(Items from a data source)
* * *
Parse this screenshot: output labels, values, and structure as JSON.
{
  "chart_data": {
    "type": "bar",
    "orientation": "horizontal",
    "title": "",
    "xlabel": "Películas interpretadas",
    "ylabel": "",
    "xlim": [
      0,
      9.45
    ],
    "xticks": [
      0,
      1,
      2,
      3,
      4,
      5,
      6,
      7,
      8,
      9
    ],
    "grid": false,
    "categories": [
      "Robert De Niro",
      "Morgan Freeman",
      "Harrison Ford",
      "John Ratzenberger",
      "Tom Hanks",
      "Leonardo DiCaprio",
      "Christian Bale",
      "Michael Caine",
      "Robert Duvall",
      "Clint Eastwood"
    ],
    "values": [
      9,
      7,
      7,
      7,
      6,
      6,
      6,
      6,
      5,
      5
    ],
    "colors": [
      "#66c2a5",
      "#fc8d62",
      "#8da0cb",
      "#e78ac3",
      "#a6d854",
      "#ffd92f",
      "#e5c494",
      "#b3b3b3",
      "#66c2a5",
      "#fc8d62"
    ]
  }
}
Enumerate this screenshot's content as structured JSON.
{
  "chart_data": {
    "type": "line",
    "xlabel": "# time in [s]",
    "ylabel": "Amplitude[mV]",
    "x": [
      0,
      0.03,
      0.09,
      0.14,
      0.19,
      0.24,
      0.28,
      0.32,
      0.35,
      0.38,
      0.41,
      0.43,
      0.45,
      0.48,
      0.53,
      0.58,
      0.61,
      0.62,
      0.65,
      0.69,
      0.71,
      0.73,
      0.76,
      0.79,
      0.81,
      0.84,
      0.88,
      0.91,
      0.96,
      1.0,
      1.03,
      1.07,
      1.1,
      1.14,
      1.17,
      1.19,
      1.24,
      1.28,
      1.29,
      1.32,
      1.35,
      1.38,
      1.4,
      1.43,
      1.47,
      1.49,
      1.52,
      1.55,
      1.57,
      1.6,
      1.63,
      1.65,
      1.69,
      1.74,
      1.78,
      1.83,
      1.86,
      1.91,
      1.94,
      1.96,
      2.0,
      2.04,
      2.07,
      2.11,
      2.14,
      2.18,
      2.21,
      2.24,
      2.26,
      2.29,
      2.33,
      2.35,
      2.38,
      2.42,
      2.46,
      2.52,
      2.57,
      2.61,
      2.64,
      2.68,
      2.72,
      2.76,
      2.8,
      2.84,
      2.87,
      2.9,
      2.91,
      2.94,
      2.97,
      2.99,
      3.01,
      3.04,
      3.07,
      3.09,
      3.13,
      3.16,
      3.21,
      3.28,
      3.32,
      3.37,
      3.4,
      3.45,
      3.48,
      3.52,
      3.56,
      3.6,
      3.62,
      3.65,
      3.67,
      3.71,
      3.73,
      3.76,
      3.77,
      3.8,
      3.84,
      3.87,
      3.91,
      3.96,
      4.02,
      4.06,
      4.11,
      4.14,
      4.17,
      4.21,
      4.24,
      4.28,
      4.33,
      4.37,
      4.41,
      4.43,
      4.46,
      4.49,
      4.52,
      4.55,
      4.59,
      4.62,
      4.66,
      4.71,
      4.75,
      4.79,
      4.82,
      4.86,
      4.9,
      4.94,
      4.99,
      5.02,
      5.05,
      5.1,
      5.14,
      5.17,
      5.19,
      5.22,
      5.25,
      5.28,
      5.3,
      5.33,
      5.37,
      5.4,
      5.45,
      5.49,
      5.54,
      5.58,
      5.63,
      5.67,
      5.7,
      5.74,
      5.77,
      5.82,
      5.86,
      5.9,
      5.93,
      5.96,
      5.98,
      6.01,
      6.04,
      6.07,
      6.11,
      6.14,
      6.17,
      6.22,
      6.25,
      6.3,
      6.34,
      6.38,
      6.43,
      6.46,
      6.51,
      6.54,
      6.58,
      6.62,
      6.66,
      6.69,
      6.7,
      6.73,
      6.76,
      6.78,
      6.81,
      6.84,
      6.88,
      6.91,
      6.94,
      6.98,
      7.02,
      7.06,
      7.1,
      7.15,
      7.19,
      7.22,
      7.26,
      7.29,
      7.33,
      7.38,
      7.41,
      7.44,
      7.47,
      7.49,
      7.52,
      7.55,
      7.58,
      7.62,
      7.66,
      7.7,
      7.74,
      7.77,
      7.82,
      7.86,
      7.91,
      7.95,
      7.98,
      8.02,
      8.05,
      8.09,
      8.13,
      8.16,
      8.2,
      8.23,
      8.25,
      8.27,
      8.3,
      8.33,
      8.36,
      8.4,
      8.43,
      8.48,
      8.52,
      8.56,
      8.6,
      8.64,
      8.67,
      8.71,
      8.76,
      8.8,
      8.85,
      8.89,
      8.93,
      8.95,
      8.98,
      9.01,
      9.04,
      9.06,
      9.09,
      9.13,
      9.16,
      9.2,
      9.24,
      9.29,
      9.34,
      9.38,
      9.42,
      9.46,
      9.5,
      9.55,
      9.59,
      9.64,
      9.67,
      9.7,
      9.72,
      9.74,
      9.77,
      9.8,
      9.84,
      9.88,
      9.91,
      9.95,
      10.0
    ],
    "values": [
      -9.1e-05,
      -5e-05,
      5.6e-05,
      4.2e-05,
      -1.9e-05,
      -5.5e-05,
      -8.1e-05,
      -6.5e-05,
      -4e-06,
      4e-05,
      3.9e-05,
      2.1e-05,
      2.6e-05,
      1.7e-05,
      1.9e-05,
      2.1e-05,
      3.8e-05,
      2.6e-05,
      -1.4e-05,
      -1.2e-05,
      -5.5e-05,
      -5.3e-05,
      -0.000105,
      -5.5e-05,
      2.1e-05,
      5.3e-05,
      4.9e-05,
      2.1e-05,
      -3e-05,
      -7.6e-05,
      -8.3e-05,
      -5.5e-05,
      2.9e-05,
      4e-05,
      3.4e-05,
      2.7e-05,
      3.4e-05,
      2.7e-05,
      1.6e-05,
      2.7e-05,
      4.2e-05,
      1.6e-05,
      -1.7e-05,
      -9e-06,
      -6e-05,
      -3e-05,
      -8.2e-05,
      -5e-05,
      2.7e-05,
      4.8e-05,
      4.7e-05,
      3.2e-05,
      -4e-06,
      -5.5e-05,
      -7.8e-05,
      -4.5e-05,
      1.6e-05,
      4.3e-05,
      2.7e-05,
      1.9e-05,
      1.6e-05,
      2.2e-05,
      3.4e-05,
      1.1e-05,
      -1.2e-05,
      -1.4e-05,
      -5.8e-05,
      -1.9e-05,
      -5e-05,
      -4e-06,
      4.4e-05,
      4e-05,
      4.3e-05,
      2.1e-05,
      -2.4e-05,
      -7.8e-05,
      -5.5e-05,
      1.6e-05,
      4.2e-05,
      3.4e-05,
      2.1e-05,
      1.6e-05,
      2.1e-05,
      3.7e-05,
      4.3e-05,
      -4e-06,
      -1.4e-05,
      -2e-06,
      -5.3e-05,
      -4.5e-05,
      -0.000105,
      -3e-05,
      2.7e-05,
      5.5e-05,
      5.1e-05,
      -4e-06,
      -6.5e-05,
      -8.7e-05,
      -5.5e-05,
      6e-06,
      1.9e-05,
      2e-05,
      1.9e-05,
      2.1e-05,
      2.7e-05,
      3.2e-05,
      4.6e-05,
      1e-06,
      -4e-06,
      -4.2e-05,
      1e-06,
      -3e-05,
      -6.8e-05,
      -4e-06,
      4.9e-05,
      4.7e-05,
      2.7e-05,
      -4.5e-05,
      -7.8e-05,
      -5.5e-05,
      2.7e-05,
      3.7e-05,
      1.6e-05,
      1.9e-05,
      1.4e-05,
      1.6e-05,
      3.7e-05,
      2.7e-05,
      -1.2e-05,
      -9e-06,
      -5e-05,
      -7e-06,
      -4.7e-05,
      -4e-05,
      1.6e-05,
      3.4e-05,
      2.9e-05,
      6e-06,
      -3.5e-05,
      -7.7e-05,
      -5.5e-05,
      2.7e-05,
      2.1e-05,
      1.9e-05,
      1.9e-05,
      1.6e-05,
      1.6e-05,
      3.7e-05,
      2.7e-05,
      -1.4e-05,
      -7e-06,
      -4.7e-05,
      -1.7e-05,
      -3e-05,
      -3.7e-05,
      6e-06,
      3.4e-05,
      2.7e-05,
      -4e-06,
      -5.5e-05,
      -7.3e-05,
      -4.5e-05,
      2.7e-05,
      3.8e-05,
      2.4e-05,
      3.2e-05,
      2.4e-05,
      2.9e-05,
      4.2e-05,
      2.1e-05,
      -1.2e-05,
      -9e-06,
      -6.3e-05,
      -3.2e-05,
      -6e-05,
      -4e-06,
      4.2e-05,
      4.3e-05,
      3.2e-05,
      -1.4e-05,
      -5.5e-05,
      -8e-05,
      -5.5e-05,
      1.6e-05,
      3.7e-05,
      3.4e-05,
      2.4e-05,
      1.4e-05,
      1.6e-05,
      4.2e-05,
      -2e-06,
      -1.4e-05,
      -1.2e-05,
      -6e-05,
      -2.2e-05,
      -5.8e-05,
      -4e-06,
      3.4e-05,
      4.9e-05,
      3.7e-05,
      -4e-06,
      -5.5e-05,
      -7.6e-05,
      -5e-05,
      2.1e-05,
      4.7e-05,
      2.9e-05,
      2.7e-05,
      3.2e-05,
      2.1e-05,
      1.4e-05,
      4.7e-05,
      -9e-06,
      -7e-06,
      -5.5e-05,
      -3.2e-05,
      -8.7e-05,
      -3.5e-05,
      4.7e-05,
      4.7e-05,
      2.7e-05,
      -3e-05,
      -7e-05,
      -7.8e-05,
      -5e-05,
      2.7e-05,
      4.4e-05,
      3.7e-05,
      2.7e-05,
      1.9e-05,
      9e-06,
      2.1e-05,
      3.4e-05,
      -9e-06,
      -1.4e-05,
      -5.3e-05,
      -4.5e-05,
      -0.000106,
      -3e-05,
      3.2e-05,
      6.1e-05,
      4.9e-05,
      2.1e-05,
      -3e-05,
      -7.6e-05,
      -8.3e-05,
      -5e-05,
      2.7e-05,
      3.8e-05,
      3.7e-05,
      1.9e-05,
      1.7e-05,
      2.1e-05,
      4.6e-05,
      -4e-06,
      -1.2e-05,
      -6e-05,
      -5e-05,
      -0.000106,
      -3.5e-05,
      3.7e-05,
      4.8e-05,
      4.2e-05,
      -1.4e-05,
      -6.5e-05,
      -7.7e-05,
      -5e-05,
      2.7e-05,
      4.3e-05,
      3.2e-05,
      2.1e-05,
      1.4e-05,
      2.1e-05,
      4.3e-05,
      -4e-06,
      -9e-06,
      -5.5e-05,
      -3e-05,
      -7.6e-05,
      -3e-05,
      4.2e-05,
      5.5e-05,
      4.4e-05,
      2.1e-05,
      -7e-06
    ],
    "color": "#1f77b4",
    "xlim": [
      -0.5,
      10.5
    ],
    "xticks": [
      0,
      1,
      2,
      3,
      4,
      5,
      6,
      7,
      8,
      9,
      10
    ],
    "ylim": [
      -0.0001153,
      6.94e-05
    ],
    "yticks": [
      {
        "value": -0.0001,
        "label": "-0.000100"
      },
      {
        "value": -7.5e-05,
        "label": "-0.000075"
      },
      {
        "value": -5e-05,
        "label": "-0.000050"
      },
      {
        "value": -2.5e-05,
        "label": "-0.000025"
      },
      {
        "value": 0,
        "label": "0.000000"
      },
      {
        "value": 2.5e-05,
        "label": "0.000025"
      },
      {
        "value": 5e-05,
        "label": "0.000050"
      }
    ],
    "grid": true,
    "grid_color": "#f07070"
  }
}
* * *
- [Aim of the task]:
Where a line holds the string "screenshot", copy that line.

- [Result of the exercise]:
Parse this screenshot: output labels, values, and structure as JSON.
Enumerate this screenshot's content as structured JSON.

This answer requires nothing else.